= DIRECTIONS FOR THIS TASK =
Look through the material below for "емкостях". Copy every line that contains it.
-- Start DATA LINES --
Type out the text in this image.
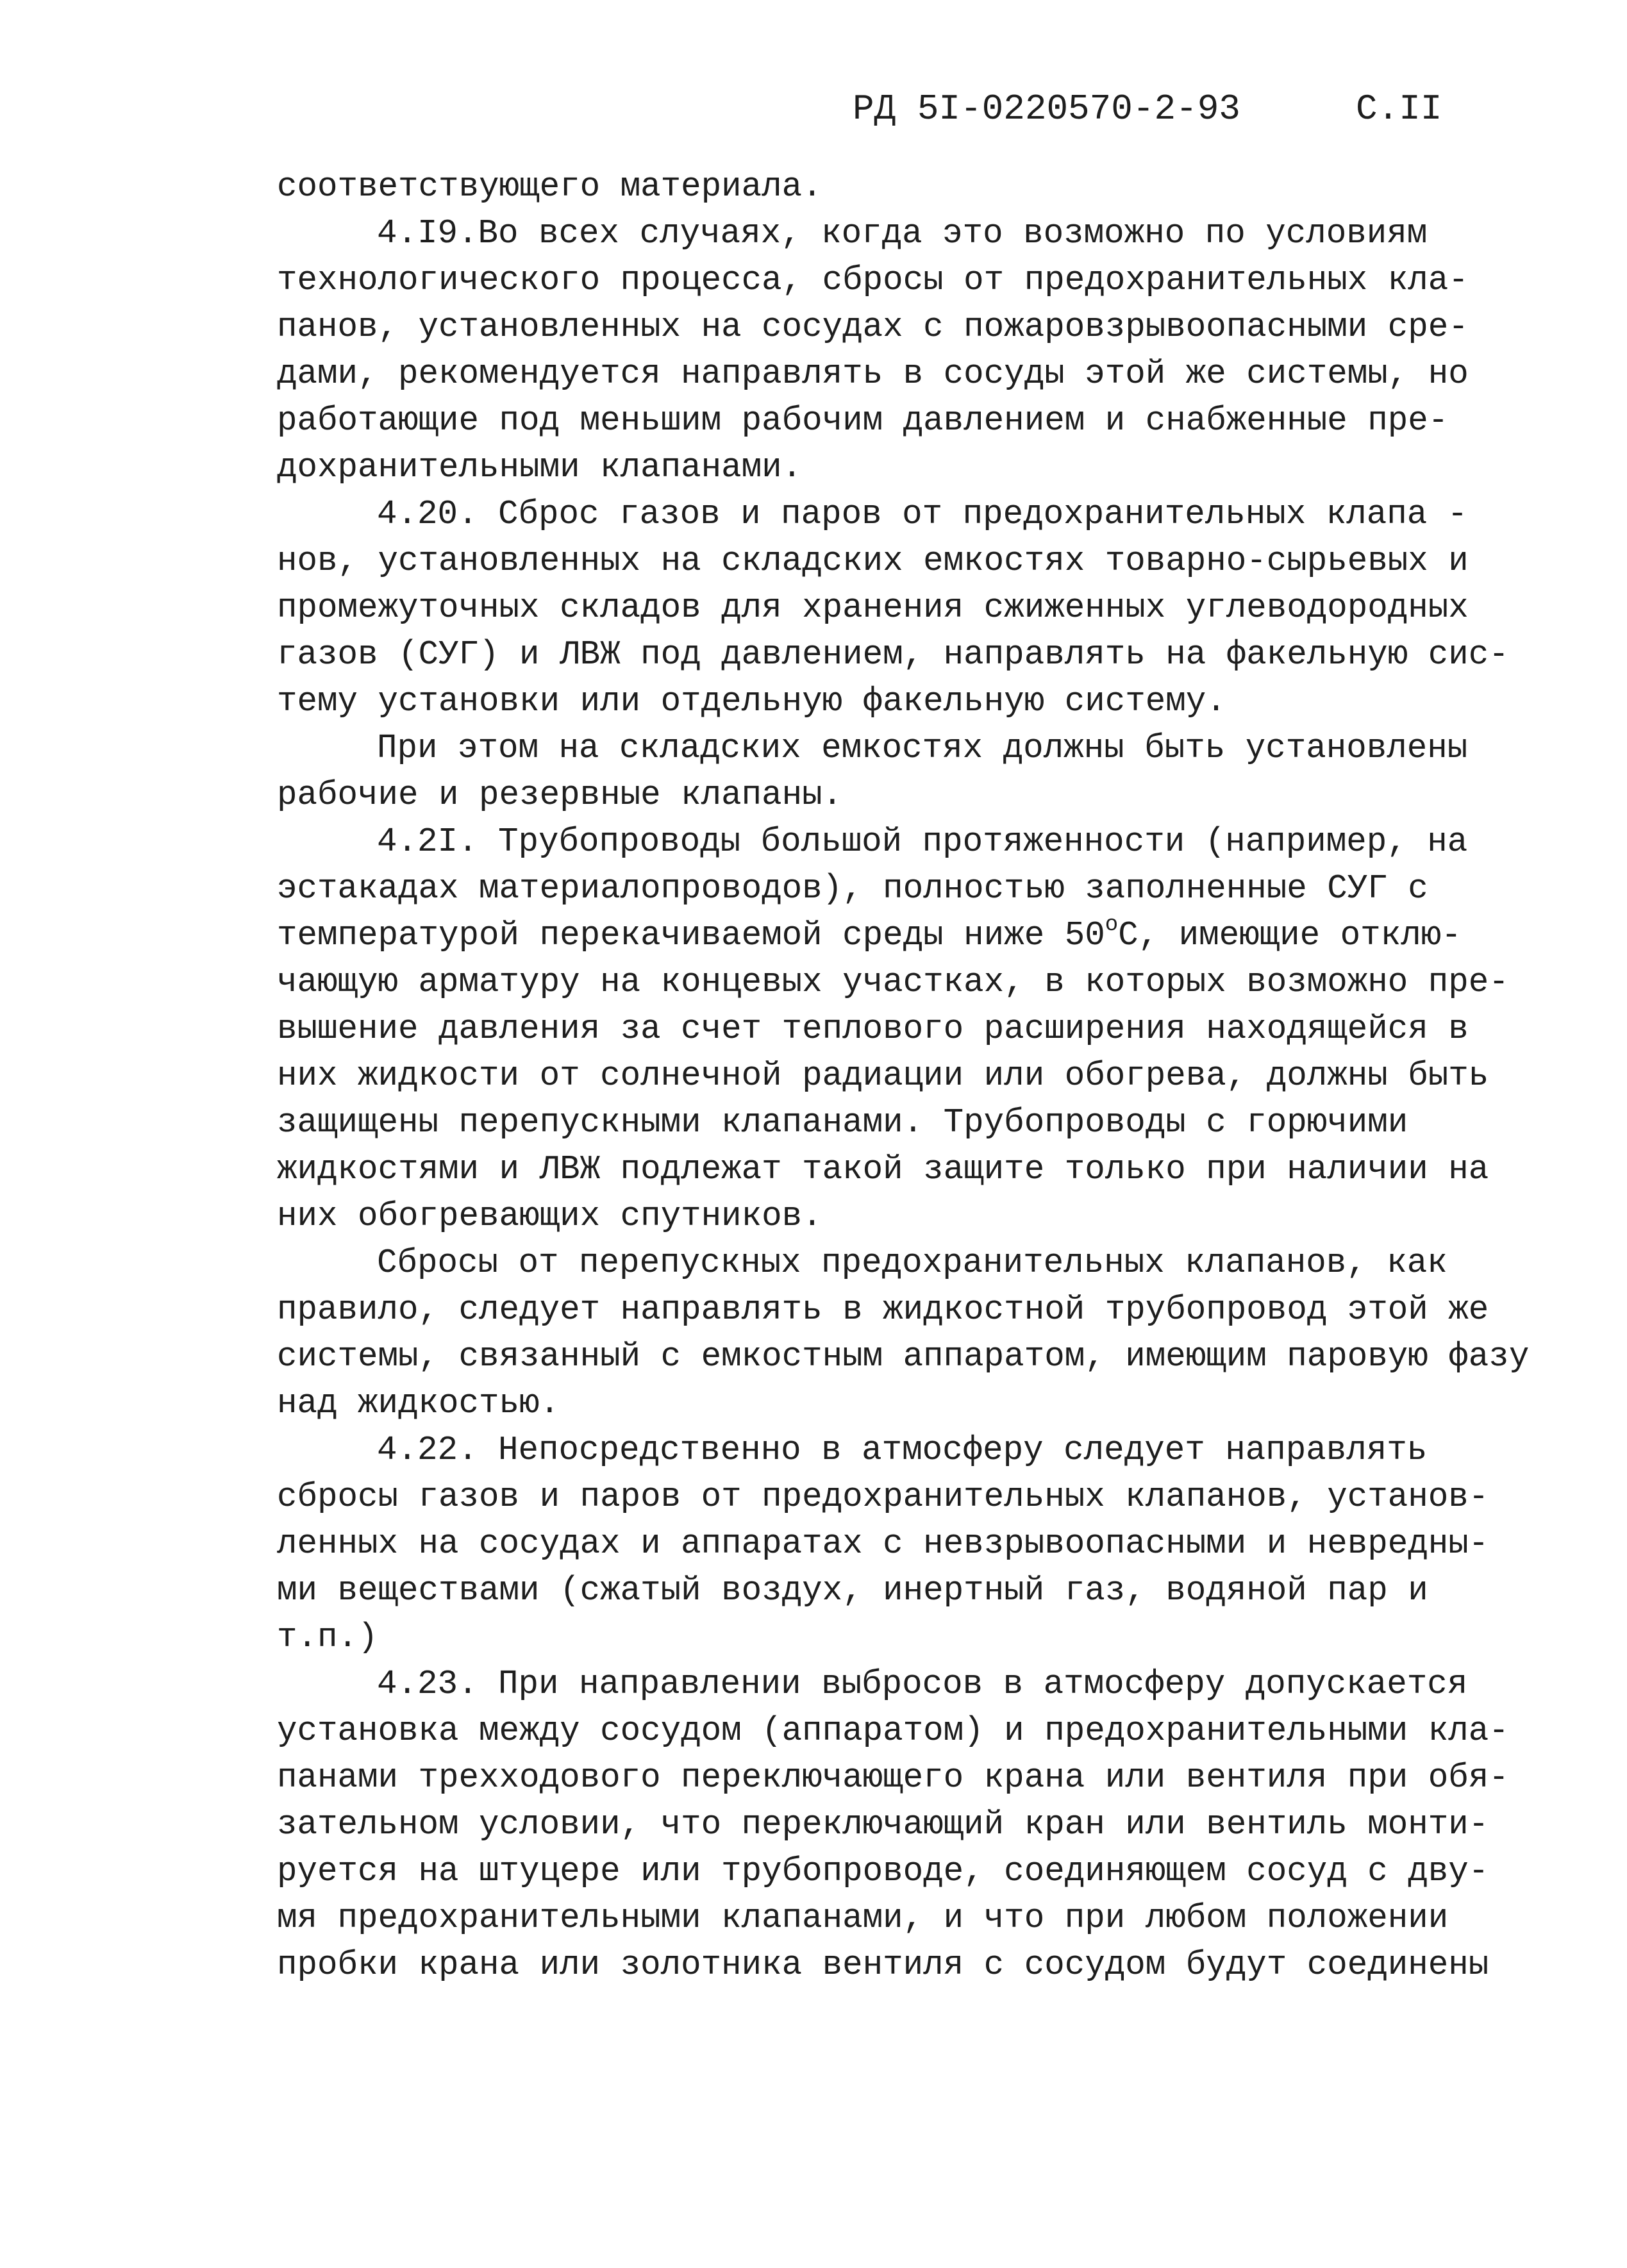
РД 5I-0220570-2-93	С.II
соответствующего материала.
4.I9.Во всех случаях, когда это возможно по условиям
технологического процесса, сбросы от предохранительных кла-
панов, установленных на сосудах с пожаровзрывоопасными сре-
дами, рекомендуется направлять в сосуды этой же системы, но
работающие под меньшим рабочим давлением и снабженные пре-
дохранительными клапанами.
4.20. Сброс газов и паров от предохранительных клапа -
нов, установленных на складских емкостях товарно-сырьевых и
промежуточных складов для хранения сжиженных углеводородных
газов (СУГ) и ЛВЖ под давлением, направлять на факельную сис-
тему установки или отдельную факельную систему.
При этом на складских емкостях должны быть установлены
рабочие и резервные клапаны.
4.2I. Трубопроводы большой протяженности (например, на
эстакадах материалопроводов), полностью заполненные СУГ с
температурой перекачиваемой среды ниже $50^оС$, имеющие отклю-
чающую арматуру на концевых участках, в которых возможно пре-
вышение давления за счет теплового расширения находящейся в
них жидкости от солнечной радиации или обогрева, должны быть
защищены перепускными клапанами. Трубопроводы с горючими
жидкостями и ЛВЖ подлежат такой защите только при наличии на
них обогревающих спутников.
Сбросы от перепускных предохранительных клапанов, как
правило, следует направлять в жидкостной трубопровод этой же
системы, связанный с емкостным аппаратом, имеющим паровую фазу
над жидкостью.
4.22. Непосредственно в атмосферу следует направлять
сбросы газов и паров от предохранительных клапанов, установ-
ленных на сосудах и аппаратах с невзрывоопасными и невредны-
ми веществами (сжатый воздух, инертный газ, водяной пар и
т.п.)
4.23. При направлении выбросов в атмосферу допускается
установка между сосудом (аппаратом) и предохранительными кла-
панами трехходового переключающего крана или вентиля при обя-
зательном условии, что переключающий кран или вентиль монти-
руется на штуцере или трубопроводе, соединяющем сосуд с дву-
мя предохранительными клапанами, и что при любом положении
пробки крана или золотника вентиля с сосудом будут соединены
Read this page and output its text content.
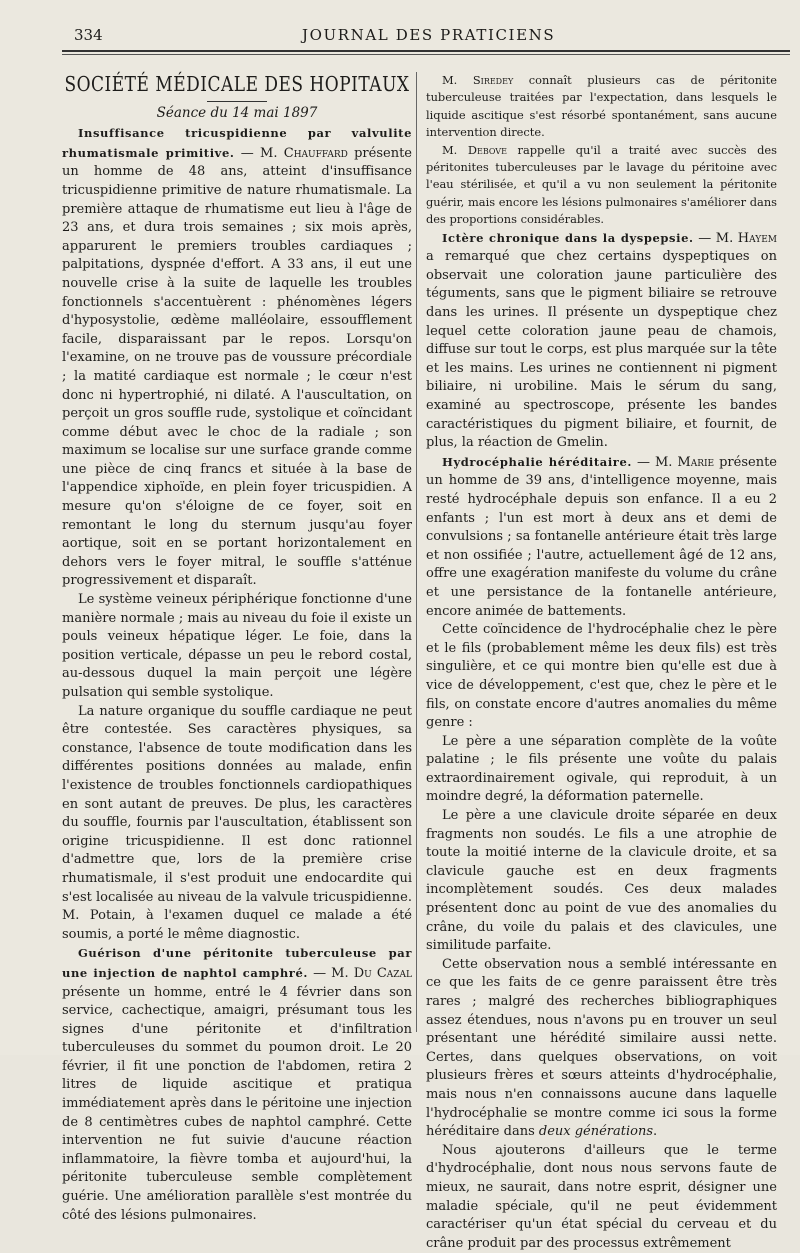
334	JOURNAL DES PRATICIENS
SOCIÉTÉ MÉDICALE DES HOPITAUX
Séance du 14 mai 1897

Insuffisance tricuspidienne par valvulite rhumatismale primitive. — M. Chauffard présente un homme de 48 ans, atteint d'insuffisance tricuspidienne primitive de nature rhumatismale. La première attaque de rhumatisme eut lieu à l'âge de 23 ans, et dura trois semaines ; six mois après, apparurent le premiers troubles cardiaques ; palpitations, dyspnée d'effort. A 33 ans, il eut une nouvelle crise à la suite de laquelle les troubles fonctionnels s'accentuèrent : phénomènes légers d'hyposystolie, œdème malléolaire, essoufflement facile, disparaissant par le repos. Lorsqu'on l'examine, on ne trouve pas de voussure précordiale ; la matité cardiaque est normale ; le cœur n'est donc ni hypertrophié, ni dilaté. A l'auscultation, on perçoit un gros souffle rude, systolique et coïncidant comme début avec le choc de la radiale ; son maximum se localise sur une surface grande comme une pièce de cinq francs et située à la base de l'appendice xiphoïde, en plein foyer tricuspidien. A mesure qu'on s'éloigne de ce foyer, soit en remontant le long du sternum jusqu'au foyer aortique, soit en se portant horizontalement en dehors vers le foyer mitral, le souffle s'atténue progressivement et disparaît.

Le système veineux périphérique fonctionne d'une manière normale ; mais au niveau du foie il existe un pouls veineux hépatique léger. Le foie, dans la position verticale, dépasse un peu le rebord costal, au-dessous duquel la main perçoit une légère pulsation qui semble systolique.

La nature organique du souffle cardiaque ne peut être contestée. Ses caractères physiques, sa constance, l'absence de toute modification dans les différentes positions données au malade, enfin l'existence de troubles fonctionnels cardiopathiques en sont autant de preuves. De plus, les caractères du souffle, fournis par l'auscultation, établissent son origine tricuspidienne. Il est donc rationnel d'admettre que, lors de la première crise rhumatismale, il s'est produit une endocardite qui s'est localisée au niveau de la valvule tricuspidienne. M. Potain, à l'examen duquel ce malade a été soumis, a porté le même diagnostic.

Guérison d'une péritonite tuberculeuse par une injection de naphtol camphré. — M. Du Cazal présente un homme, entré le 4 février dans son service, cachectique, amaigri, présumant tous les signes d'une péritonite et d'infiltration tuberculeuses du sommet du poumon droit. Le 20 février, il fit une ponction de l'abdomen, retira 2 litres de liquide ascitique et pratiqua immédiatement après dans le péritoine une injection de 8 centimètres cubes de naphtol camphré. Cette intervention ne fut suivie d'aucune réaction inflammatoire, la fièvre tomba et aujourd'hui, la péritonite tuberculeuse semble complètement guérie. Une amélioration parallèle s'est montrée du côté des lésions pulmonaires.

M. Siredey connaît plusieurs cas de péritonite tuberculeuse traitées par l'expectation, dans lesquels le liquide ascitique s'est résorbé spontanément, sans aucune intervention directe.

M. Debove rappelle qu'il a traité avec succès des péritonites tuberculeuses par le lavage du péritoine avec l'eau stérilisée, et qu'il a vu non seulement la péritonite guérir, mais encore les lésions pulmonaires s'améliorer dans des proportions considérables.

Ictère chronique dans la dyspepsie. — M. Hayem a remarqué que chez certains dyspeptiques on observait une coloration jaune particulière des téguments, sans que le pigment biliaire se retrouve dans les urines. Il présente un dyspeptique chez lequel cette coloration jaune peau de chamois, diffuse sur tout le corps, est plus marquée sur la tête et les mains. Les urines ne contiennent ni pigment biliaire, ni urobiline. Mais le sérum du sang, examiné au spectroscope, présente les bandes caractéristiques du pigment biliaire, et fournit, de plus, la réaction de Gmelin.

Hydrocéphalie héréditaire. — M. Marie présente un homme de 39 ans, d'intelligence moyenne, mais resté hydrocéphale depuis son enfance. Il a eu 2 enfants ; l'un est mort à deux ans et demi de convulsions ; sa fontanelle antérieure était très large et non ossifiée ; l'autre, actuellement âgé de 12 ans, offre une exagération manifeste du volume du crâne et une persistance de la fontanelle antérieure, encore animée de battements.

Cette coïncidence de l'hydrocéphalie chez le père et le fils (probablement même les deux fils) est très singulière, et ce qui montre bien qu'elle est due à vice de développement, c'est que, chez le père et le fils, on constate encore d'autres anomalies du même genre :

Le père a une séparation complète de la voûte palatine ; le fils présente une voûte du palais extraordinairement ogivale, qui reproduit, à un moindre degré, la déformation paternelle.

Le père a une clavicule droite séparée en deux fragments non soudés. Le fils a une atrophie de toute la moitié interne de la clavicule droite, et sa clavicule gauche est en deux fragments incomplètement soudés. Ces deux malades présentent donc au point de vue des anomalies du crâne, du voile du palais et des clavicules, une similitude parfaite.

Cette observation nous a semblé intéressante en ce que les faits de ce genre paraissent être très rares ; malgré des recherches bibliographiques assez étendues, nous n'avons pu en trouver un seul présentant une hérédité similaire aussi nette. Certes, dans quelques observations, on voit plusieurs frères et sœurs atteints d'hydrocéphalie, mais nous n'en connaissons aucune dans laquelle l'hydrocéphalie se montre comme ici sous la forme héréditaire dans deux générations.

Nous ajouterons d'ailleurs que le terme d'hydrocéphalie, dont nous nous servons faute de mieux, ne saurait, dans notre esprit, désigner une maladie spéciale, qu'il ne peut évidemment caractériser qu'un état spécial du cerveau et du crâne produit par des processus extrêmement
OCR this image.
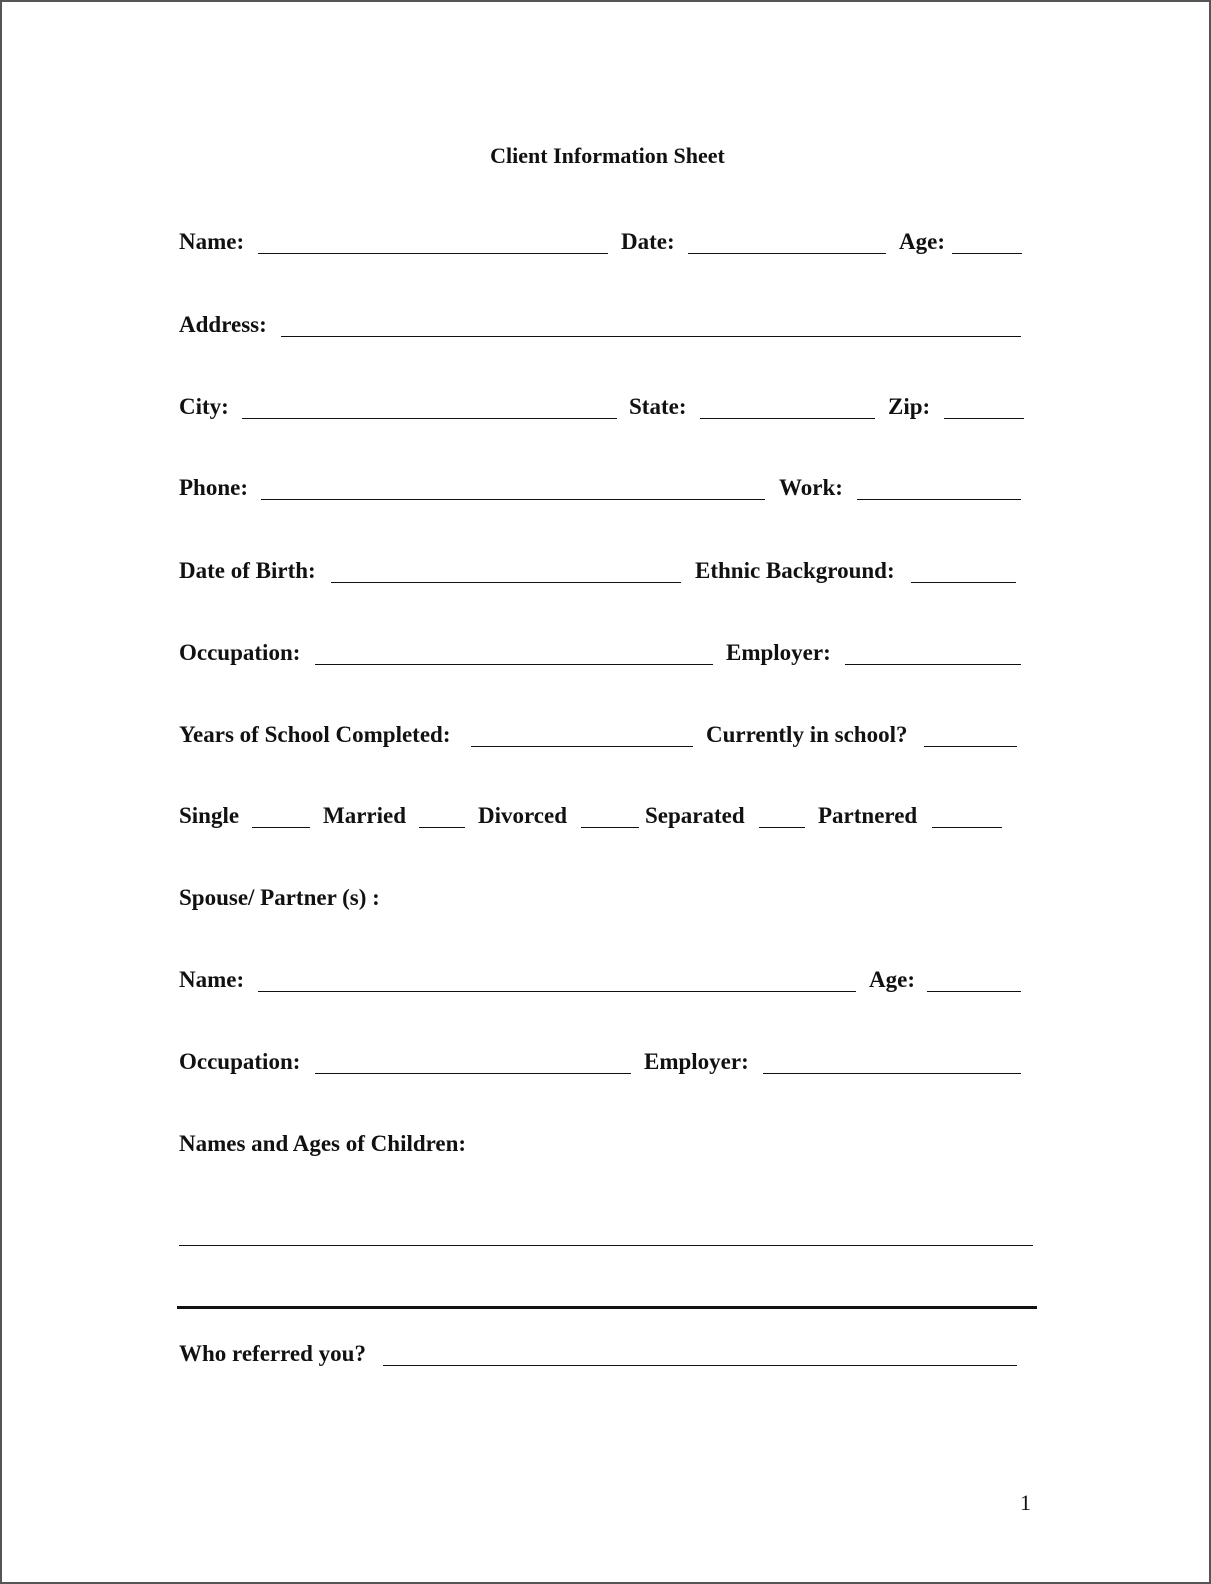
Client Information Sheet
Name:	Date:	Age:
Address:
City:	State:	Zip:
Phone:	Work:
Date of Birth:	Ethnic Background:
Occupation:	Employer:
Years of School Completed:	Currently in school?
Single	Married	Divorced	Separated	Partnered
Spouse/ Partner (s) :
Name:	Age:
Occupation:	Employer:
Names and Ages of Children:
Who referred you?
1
-- End DATA LINES --
= FULL RESPONSE =
нов, установленных на складских емкостях товарно-сырьевых и
При этом на складских емкостях должны быть установлены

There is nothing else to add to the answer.